> TASK INSTRUCTIONS
Copy all of the records below verbatim.

> Data items
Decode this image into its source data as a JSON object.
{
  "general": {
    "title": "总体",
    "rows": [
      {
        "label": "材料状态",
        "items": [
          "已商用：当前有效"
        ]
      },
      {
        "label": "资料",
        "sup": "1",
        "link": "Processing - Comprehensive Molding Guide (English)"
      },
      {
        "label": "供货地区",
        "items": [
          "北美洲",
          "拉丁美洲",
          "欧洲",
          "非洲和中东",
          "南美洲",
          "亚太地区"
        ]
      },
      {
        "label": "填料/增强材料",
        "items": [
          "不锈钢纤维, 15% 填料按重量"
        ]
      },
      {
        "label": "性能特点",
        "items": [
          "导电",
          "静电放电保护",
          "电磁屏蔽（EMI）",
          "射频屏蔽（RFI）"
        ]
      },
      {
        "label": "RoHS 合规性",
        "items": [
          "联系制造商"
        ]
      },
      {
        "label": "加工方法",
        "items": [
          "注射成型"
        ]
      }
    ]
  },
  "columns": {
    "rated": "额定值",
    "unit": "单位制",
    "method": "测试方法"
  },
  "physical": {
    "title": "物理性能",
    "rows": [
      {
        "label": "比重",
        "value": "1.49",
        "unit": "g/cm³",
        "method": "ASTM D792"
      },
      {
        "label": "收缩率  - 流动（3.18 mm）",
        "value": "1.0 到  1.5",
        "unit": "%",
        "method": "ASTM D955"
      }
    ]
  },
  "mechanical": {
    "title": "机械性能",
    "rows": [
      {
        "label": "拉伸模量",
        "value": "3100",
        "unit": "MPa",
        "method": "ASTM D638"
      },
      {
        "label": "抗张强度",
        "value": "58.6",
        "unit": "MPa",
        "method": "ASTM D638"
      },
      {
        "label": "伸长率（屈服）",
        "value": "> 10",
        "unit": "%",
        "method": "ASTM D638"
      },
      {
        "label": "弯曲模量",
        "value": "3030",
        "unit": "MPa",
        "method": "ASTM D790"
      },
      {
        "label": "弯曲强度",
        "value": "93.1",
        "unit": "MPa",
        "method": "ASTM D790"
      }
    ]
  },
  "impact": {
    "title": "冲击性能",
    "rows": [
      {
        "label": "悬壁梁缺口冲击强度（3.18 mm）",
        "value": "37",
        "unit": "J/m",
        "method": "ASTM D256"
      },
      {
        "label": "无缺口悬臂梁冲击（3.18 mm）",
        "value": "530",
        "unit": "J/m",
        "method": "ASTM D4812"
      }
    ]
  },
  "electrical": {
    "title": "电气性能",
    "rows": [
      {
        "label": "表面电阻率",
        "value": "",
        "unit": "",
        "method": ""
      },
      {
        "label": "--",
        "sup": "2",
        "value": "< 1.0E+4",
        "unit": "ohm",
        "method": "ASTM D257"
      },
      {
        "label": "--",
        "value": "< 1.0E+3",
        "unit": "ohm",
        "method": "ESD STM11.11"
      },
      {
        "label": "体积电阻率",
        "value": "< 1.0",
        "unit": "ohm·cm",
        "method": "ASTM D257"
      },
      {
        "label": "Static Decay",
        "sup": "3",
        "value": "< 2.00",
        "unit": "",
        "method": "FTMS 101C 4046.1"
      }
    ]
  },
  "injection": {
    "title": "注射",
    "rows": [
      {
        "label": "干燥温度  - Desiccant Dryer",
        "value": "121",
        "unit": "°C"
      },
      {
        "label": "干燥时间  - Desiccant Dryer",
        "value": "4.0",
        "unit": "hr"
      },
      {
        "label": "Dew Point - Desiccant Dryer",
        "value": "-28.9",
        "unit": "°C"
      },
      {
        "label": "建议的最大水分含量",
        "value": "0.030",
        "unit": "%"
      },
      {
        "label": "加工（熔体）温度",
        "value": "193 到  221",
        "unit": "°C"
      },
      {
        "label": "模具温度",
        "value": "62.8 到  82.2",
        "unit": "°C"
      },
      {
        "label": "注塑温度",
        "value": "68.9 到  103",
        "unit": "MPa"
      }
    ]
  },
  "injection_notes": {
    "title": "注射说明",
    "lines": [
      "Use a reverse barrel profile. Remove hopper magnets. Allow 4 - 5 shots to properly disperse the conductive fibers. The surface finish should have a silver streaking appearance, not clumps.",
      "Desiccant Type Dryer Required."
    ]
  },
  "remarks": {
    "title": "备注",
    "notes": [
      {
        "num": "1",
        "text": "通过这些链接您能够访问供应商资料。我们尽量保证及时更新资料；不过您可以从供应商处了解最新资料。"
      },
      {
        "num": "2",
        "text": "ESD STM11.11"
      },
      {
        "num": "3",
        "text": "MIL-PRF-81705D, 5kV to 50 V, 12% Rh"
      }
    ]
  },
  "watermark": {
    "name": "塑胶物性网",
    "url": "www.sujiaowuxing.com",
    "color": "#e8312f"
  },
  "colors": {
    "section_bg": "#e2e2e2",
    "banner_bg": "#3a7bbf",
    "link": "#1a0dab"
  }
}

> IN RESPONSE
Decode this image into its source data as a JSON object.
{
  "general": {
    "title": "总体",
    "rows": [
      {
        "label": "材料状态",
        "items": [
          "已商用：当前有效"
        ]
      },
      {
        "label": "资料",
        "sup": "1",
        "link": "Processing - Comprehensive Molding Guide (English)"
      },
      {
        "label": "供货地区",
        "items": [
          "北美洲",
          "拉丁美洲",
          "欧洲",
          "非洲和中东",
          "南美洲",
          "亚太地区"
        ]
      },
      {
        "label": "填料/增强材料",
        "items": [
          "不锈钢纤维, 15% 填料按重量"
        ]
      },
      {
        "label": "性能特点",
        "items": [
          "导电",
          "静电放电保护",
          "电磁屏蔽（EMI）",
          "射频屏蔽（RFI）"
        ]
      },
      {
        "label": "RoHS 合规性",
        "items": [
          "联系制造商"
        ]
      },
      {
        "label": "加工方法",
        "items": [
          "注射成型"
        ]
      }
    ]
  },
  "columns": {
    "rated": "额定值",
    "unit": "单位制",
    "method": "测试方法"
  },
  "physical": {
    "title": "物理性能",
    "rows": [
      {
        "label": "比重",
        "value": "1.49",
        "unit": "g/cm³",
        "method": "ASTM D792"
      },
      {
        "label": "收缩率  - 流动（3.18 mm）",
        "value": "1.0 到  1.5",
        "unit": "%",
        "method": "ASTM D955"
      }
    ]
  },
  "mechanical": {
    "title": "机械性能",
    "rows": [
      {
        "label": "拉伸模量",
        "value": "3100",
        "unit": "MPa",
        "method": "ASTM D638"
      },
      {
        "label": "抗张强度",
        "value": "58.6",
        "unit": "MPa",
        "method": "ASTM D638"
      },
      {
        "label": "伸长率（屈服）",
        "value": "> 10",
        "unit": "%",
        "method": "ASTM D638"
      },
      {
        "label": "弯曲模量",
        "value": "3030",
        "unit": "MPa",
        "method": "ASTM D790"
      },
      {
        "label": "弯曲强度",
        "value": "93.1",
        "unit": "MPa",
        "method": "ASTM D790"
      }
    ]
  },
  "impact": {
    "title": "冲击性能",
    "rows": [
      {
        "label": "悬壁梁缺口冲击强度（3.18 mm）",
        "value": "37",
        "unit": "J/m",
        "method": "ASTM D256"
      },
      {
        "label": "无缺口悬臂梁冲击（3.18 mm）",
        "value": "530",
        "unit": "J/m",
        "method": "ASTM D4812"
      }
    ]
  },
  "electrical": {
    "title": "电气性能",
    "rows": [
      {
        "label": "表面电阻率",
        "value": "",
        "unit": "",
        "method": ""
      },
      {
        "label": "--",
        "sup": "2",
        "value": "< 1.0E+4",
        "unit": "ohm",
        "method": "ASTM D257"
      },
      {
        "label": "--",
        "value": "< 1.0E+3",
        "unit": "ohm",
        "method": "ESD STM11.11"
      },
      {
        "label": "体积电阻率",
        "value": "< 1.0",
        "unit": "ohm·cm",
        "method": "ASTM D257"
      },
      {
        "label": "Static Decay",
        "sup": "3",
        "value": "< 2.00",
        "unit": "",
        "method": "FTMS 101C 4046.1"
      }
    ]
  },
  "injection": {
    "title": "注射",
    "rows": [
      {
        "label": "干燥温度  - Desiccant Dryer",
        "value": "121",
        "unit": "°C"
      },
      {
        "label": "干燥时间  - Desiccant Dryer",
        "value": "4.0",
        "unit": "hr"
      },
      {
        "label": "Dew Point - Desiccant Dryer",
        "value": "-28.9",
        "unit": "°C"
      },
      {
        "label": "建议的最大水分含量",
        "value": "0.030",
        "unit": "%"
      },
      {
        "label": "加工（熔体）温度",
        "value": "193 到  221",
        "unit": "°C"
      },
      {
        "label": "模具温度",
        "value": "62.8 到  82.2",
        "unit": "°C"
      },
      {
        "label": "注塑温度",
        "value": "68.9 到  103",
        "unit": "MPa"
      }
    ]
  },
  "injection_notes": {
    "title": "注射说明",
    "lines": [
      "Use a reverse barrel profile. Remove hopper magnets. Allow 4 - 5 shots to properly disperse the conductive fibers. The surface finish should have a silver streaking appearance, not clumps.",
      "Desiccant Type Dryer Required."
    ]
  },
  "remarks": {
    "title": "备注",
    "notes": [
      {
        "num": "1",
        "text": "通过这些链接您能够访问供应商资料。我们尽量保证及时更新资料；不过您可以从供应商处了解最新资料。"
      },
      {
        "num": "2",
        "text": "ESD STM11.11"
      },
      {
        "num": "3",
        "text": "MIL-PRF-81705D, 5kV to 50 V, 12% Rh"
      }
    ]
  },
  "watermark": {
    "name": "塑胶物性网",
    "url": "www.sujiaowuxing.com",
    "color": "#e8312f"
  },
  "colors": {
    "section_bg": "#e2e2e2",
    "banner_bg": "#3a7bbf",
    "link": "#1a0dab"
  }
}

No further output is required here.